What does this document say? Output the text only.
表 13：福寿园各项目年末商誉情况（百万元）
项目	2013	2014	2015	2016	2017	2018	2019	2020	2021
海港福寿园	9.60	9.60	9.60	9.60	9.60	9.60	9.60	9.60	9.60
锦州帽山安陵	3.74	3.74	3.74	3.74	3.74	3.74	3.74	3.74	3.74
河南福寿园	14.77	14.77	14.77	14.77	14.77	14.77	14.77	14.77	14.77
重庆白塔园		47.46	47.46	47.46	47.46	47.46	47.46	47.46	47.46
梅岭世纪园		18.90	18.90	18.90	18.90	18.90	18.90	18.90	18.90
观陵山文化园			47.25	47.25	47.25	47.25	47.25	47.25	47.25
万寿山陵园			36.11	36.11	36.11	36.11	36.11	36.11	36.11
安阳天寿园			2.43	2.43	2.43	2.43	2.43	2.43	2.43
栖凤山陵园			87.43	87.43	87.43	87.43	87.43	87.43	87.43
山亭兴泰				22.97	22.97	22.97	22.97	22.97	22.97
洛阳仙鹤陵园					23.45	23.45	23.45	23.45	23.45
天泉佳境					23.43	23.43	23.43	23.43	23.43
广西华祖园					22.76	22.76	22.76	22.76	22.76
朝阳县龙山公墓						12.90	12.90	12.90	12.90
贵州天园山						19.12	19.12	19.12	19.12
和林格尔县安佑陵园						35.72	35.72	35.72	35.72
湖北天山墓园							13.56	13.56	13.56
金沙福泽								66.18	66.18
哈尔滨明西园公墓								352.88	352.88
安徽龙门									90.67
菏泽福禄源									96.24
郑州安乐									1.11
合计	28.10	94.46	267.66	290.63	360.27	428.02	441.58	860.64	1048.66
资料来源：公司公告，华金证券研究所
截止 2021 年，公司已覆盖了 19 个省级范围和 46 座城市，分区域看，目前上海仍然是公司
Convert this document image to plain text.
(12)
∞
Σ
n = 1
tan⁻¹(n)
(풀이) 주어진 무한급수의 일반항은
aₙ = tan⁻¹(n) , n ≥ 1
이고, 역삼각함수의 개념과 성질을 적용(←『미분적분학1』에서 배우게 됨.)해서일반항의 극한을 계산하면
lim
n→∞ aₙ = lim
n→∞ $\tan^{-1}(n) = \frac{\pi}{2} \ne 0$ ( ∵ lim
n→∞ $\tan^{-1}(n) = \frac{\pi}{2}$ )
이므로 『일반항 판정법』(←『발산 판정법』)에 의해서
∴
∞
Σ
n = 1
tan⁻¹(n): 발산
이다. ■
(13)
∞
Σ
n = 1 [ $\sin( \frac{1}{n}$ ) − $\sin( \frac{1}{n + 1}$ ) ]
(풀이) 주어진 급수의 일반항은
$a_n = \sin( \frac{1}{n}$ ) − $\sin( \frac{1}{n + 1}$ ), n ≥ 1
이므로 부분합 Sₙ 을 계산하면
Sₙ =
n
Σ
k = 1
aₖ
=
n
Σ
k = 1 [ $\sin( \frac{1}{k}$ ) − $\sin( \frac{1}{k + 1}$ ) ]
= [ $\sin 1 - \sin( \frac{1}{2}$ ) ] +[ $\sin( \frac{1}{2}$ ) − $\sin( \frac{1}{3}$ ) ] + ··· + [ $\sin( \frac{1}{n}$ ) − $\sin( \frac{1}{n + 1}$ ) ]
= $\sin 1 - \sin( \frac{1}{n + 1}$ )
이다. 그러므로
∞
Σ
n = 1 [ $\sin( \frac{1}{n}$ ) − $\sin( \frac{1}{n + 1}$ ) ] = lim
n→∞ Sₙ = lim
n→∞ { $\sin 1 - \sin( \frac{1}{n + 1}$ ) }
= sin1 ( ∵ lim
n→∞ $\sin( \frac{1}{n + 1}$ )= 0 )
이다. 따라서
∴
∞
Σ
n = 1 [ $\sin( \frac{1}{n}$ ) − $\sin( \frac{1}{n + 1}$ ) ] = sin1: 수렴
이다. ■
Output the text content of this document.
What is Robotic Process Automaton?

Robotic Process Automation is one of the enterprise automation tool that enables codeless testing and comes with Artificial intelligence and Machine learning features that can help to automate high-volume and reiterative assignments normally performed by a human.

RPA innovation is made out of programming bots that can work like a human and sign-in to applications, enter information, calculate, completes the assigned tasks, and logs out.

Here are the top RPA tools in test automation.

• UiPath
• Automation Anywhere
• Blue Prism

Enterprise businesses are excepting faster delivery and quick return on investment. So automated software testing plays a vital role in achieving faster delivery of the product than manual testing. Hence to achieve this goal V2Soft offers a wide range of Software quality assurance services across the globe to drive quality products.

============================================================

What the task asks →
From the first line to the last, retype the data exactly.

Full solution →
What does this document say? Output the text only.
表 13：福寿园各项目年末商誉情况（百万元）
项目	2013	2014	2015	2016	2017	2018	2019	2020	2021
海港福寿园	9.60	9.60	9.60	9.60	9.60	9.60	9.60	9.60	9.60
锦州帽山安陵	3.74	3.74	3.74	3.74	3.74	3.74	3.74	3.74	3.74
河南福寿园	14.77	14.77	14.77	14.77	14.77	14.77	14.77	14.77	14.77
重庆白塔园		47.46	47.46	47.46	47.46	47.46	47.46	47.46	47.46
梅岭世纪园		18.90	18.90	18.90	18.90	18.90	18.90	18.90	18.90
观陵山文化园			47.25	47.25	47.25	47.25	47.25	47.25	47.25
万寿山陵园			36.11	36.11	36.11	36.11	36.11	36.11	36.11
安阳天寿园			2.43	2.43	2.43	2.43	2.43	2.43	2.43
栖凤山陵园			87.43	87.43	87.43	87.43	87.43	87.43	87.43
山亭兴泰				22.97	22.97	22.97	22.97	22.97	22.97
洛阳仙鹤陵园					23.45	23.45	23.45	23.45	23.45
天泉佳境					23.43	23.43	23.43	23.43	23.43
广西华祖园					22.76	22.76	22.76	22.76	22.76
朝阳县龙山公墓						12.90	12.90	12.90	12.90
贵州天园山						19.12	19.12	19.12	19.12
和林格尔县安佑陵园						35.72	35.72	35.72	35.72
湖北天山墓园							13.56	13.56	13.56
金沙福泽								66.18	66.18
哈尔滨明西园公墓								352.88	352.88
安徽龙门									90.67
菏泽福禄源									96.24
郑州安乐									1.11
合计	28.10	94.46	267.66	290.63	360.27	428.02	441.58	860.64	1048.66
资料来源：公司公告，华金证券研究所
截止 2021 年，公司已覆盖了 19 个省级范围和 46 座城市，分区域看，目前上海仍然是公司
Convert this document image to plain text.
(12)
∞
Σ
n = 1
tan⁻¹(n)
(풀이) 주어진 무한급수의 일반항은
aₙ = tan⁻¹(n) , n ≥ 1
이고, 역삼각함수의 개념과 성질을 적용(←『미분적분학1』에서 배우게 됨.)해서일반항의 극한을 계산하면
lim
n→∞ aₙ = lim
n→∞ $\tan^{-1}(n) = \frac{\pi}{2} \ne 0$ ( ∵ lim
n→∞ $\tan^{-1}(n) = \frac{\pi}{2}$ )
이므로 『일반항 판정법』(←『발산 판정법』)에 의해서
∴
∞
Σ
n = 1
tan⁻¹(n): 발산
이다. ■
(13)
∞
Σ
n = 1 [ $\sin( \frac{1}{n}$ ) − $\sin( \frac{1}{n + 1}$ ) ]
(풀이) 주어진 급수의 일반항은
$a_n = \sin( \frac{1}{n}$ ) − $\sin( \frac{1}{n + 1}$ ), n ≥ 1
이므로 부분합 Sₙ 을 계산하면
Sₙ =
n
Σ
k = 1
aₖ
=
n
Σ
k = 1 [ $\sin( \frac{1}{k}$ ) − $\sin( \frac{1}{k + 1}$ ) ]
= [ $\sin 1 - \sin( \frac{1}{2}$ ) ] +[ $\sin( \frac{1}{2}$ ) − $\sin( \frac{1}{3}$ ) ] + ··· + [ $\sin( \frac{1}{n}$ ) − $\sin( \frac{1}{n + 1}$ ) ]
= $\sin 1 - \sin( \frac{1}{n + 1}$ )
이다. 그러므로
∞
Σ
n = 1 [ $\sin( \frac{1}{n}$ ) − $\sin( \frac{1}{n + 1}$ ) ] = lim
n→∞ Sₙ = lim
n→∞ { $\sin 1 - \sin( \frac{1}{n + 1}$ ) }
= sin1 ( ∵ lim
n→∞ $\sin( \frac{1}{n + 1}$ )= 0 )
이다. 따라서
∴
∞
Σ
n = 1 [ $\sin( \frac{1}{n}$ ) − $\sin( \frac{1}{n + 1}$ ) ] = sin1: 수렴
이다. ■
Output the text content of this document.
What is Robotic Process Automaton?

Robotic Process Automation is one of the enterprise automation tool that enables codeless testing and comes with Artificial intelligence and Machine learning features that can help to automate high-volume and reiterative assignments normally performed by a human.

RPA innovation is made out of programming bots that can work like a human and sign-in to applications, enter information, calculate, completes the assigned tasks, and logs out.

Here are the top RPA tools in test automation.

• UiPath
• Automation Anywhere
• Blue Prism

Enterprise businesses are excepting faster delivery and quick return on investment. So automated software testing plays a vital role in achieving faster delivery of the product than manual testing. Hence to achieve this goal V2Soft offers a wide range of Software quality assurance services across the globe to drive quality products.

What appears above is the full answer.